— start SUPPLIED RECORDS —
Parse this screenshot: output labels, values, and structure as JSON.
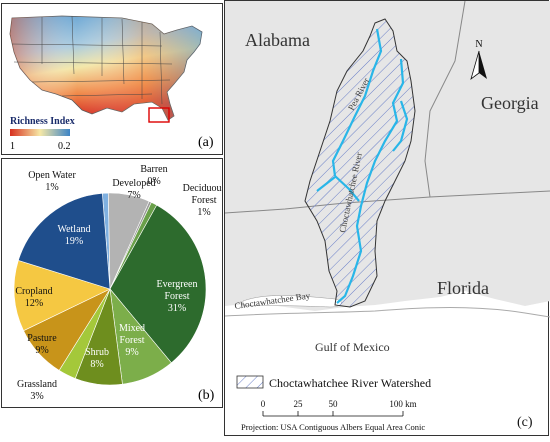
{
  "panel_a": {
    "legend_title": "Richness Index",
    "legend_min": "1",
    "legend_max": "0.2",
    "panel_label": "(a)",
    "colors": {
      "low": "#4a90c8",
      "mid": "#f2e6a0",
      "high": "#d7301f"
    }
  },
  "panel_b": {
    "panel_label": "(b)",
    "chart_data": {
      "type": "pie",
      "slices": [
        {
          "name": "Open Water",
          "pct_label": "1%",
          "value": 1,
          "color": "#7fb0e0"
        },
        {
          "name": "Developed",
          "pct_label": "7%",
          "value": 7,
          "color": "#b3b3b3"
        },
        {
          "name": "Barren",
          "pct_label": "0%",
          "value": 0.4,
          "color": "#9a9a9a"
        },
        {
          "name": "Deciduous Forest",
          "pct_label": "1%",
          "value": 1,
          "color": "#6aa04a"
        },
        {
          "name": "Evergreen Forest",
          "pct_label": "31%",
          "value": 31,
          "color": "#2d6b2d"
        },
        {
          "name": "Mixed Forest",
          "pct_label": "9%",
          "value": 9,
          "color": "#7cae4a"
        },
        {
          "name": "Shrub",
          "pct_label": "8%",
          "value": 8,
          "color": "#6e8e1e"
        },
        {
          "name": "Grassland",
          "pct_label": "3%",
          "value": 3,
          "color": "#a4c83a"
        },
        {
          "name": "Pasture",
          "pct_label": "9%",
          "value": 9,
          "color": "#c8941a"
        },
        {
          "name": "Cropland",
          "pct_label": "12%",
          "value": 12,
          "color": "#f5c842"
        },
        {
          "name": "Wetland",
          "pct_label": "19%",
          "value": 19,
          "color": "#1f4e8c"
        }
      ]
    }
  },
  "panel_c": {
    "panel_label": "(c)",
    "labels": {
      "alabama": "Alabama",
      "georgia": "Georgia",
      "florida": "Florida",
      "gulf": "Gulf of Mexico",
      "bay": "Choctawhatchee Bay",
      "pea_river": "Pea River",
      "choc_river": "Choctawhatchee River",
      "north": "N"
    },
    "legend": "Choctawhatchee River Watershed",
    "scalebar": {
      "ticks": [
        "0",
        "25",
        "50",
        "100 km"
      ]
    },
    "projection": "Projection: USA Contiguous Albers Equal Area Conic",
    "colors": {
      "land": "#e6e6e6",
      "sea": "#ffffff",
      "river": "#29b6e8",
      "hatch": "#6a7fc8"
    }
  }
}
— end SUPPLIED RECORDS —
- AIM: Each line that has the word "labels" should be copied.

- EXERCISE SOLUTION:
Parse this screenshot: output labels, values, and structure as JSON.
    "labels": {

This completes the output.